• **Prompt**
Your task is to repeat all of the data exactly while excluding the pictures.

• **Record extracts**
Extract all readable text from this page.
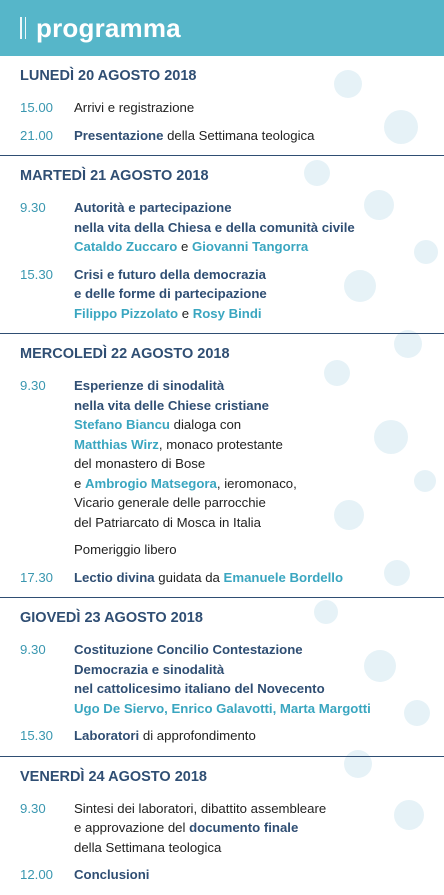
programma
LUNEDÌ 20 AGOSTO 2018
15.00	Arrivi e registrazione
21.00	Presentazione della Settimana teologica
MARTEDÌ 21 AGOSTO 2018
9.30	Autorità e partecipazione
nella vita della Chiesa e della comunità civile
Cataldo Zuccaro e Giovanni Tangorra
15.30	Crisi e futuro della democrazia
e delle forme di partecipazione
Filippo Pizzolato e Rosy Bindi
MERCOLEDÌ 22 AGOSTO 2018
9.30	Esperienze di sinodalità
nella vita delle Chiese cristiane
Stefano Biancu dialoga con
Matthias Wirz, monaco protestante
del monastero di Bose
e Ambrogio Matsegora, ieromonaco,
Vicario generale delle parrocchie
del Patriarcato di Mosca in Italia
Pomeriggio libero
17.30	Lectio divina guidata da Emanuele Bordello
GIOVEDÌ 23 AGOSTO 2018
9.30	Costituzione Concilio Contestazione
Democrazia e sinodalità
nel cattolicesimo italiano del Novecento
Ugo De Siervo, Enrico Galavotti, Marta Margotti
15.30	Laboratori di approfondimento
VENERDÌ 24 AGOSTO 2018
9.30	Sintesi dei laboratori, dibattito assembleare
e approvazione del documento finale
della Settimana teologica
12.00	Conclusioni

• **Problem solution**
Extract all readable text from this page.
programma
LUNEDÌ 20 AGOSTO 2018
15.00	Arrivi e registrazione
21.00	Presentazione della Settimana teologica
MARTEDÌ 21 AGOSTO 2018
9.30	Autorità e partecipazione
nella vita della Chiesa e della comunità civile
Cataldo Zuccaro e Giovanni Tangorra
15.30	Crisi e futuro della democrazia
e delle forme di partecipazione
Filippo Pizzolato e Rosy Bindi
MERCOLEDÌ 22 AGOSTO 2018
9.30	Esperienze di sinodalità
nella vita delle Chiese cristiane
Stefano Biancu dialoga con
Matthias Wirz, monaco protestante
del monastero di Bose
e Ambrogio Matsegora, ieromonaco,
Vicario generale delle parrocchie
del Patriarcato di Mosca in Italia
Pomeriggio libero
17.30	Lectio divina guidata da Emanuele Bordello
GIOVEDÌ 23 AGOSTO 2018
9.30	Costituzione Concilio Contestazione
Democrazia e sinodalità
nel cattolicesimo italiano del Novecento
Ugo De Siervo, Enrico Galavotti, Marta Margotti
15.30	Laboratori di approfondimento
VENERDÌ 24 AGOSTO 2018
9.30	Sintesi dei laboratori, dibattito assembleare
e approvazione del documento finale
della Settimana teologica
12.00	Conclusioni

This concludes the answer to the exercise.